> [DIRECTIVE] Scan the records for the word "hope". Copy each line that includes it.

> [THE RECORDS]
-- START --

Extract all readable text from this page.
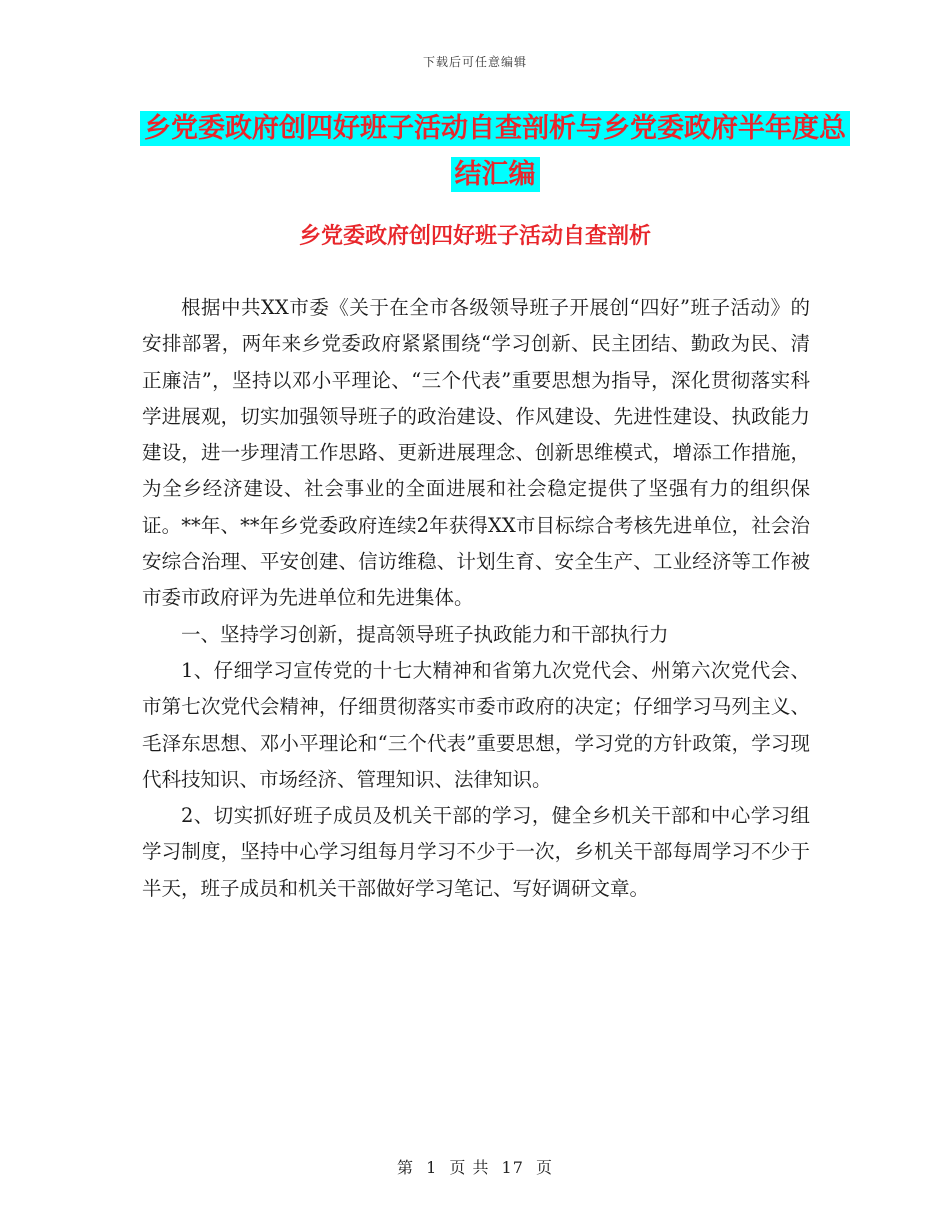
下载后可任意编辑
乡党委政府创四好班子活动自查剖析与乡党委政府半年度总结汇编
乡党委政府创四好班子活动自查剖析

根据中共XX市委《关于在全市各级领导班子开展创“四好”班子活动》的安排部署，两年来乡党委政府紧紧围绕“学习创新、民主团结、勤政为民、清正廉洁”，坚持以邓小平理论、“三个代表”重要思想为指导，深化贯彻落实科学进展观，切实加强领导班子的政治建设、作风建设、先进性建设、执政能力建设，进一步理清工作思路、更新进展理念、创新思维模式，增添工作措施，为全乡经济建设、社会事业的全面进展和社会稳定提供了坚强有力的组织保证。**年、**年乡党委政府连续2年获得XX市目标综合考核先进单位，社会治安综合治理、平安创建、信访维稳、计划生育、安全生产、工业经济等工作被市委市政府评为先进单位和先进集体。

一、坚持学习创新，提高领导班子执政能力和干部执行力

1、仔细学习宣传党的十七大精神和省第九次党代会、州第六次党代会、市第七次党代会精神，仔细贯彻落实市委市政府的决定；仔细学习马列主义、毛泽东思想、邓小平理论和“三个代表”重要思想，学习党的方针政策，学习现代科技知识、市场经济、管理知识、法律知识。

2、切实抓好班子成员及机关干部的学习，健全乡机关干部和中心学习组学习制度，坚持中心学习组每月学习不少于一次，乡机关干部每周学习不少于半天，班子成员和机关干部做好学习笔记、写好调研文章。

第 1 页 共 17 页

-- END --
-- START --

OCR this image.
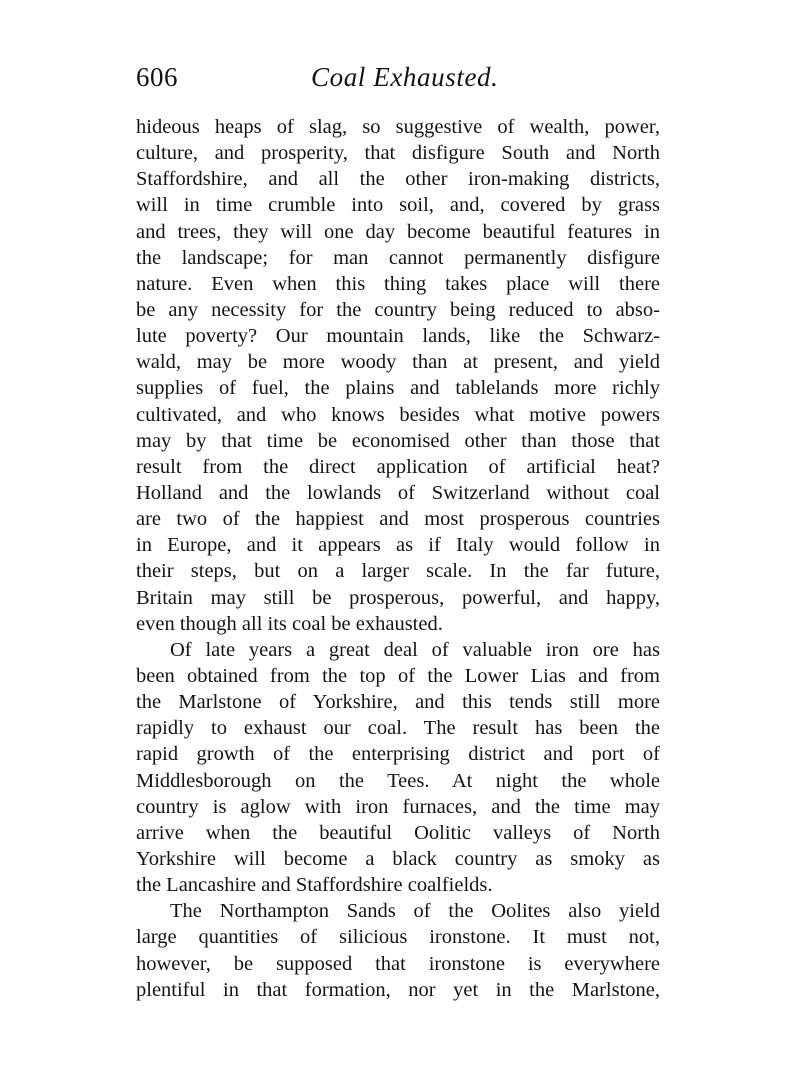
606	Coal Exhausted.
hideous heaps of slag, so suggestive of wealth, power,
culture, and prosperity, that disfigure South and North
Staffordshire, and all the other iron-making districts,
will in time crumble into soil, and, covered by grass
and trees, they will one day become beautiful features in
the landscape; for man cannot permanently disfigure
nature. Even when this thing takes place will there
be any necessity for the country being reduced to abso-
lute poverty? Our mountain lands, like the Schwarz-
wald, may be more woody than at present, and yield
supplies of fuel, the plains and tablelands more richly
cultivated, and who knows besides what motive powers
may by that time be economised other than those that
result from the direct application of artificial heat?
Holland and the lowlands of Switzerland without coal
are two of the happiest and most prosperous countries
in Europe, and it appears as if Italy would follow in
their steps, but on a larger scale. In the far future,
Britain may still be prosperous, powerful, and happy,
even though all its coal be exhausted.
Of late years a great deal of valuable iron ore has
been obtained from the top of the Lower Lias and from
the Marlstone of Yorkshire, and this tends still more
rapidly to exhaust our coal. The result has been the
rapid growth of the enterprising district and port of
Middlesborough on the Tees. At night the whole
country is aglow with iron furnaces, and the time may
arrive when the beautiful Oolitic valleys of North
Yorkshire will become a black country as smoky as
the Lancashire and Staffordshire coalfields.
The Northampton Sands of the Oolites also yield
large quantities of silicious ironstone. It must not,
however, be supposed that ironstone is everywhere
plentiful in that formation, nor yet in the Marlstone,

-- END --
-- START --

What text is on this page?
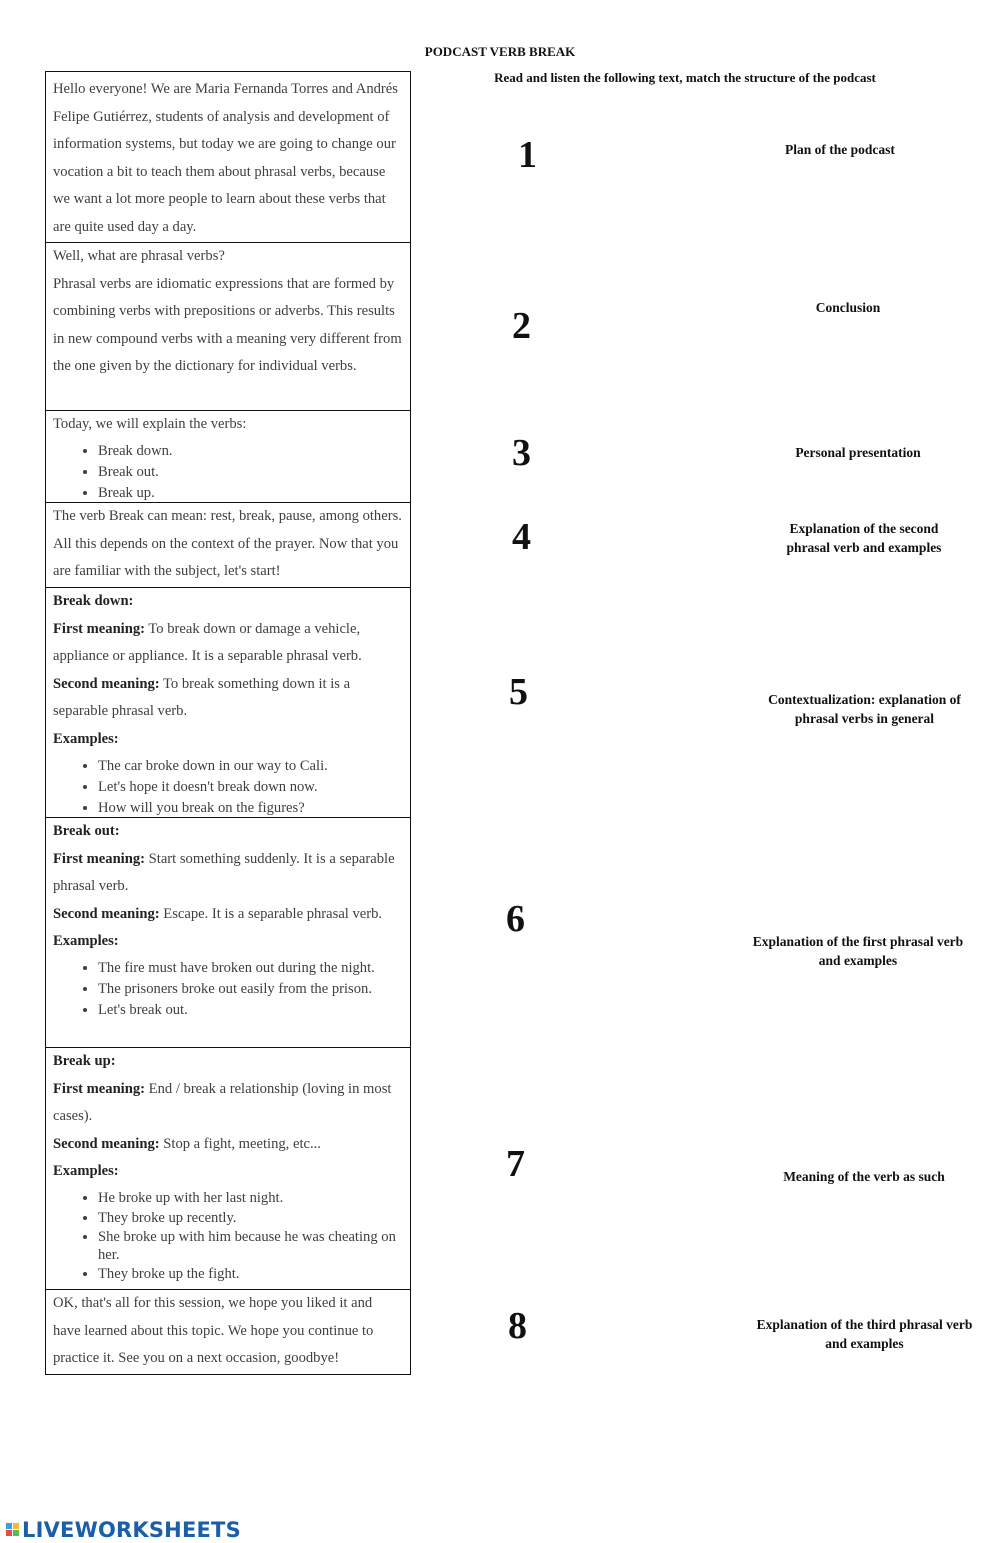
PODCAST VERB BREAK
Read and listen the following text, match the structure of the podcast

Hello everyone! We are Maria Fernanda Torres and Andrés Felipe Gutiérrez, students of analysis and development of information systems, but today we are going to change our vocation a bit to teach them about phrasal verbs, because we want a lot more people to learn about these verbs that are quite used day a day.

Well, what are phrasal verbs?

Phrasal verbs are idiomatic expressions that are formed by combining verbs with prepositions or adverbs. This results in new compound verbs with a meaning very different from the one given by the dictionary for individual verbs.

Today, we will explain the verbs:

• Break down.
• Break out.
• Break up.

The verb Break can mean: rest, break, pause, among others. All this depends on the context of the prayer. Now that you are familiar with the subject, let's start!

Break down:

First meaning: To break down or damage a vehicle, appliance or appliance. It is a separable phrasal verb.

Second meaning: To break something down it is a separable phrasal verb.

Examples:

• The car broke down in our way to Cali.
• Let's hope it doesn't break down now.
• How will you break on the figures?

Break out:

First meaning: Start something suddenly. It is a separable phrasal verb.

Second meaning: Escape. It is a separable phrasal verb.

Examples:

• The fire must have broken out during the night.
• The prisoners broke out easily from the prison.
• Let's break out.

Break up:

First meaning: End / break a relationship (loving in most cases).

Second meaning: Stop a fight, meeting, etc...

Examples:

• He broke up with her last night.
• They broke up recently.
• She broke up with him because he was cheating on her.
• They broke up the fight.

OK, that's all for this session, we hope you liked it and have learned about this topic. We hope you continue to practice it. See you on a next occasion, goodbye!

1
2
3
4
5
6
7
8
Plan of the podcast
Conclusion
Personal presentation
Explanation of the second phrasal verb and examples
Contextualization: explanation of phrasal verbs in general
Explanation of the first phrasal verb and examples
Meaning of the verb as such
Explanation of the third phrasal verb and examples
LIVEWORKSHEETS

-- END --

> [THE ANSWER]
• Let's hope it doesn't break down now.
OK, that's all for this session, we hope you liked it and have learned about this topic. We hope you continue to practice it. See you on a next occasion, goodbye!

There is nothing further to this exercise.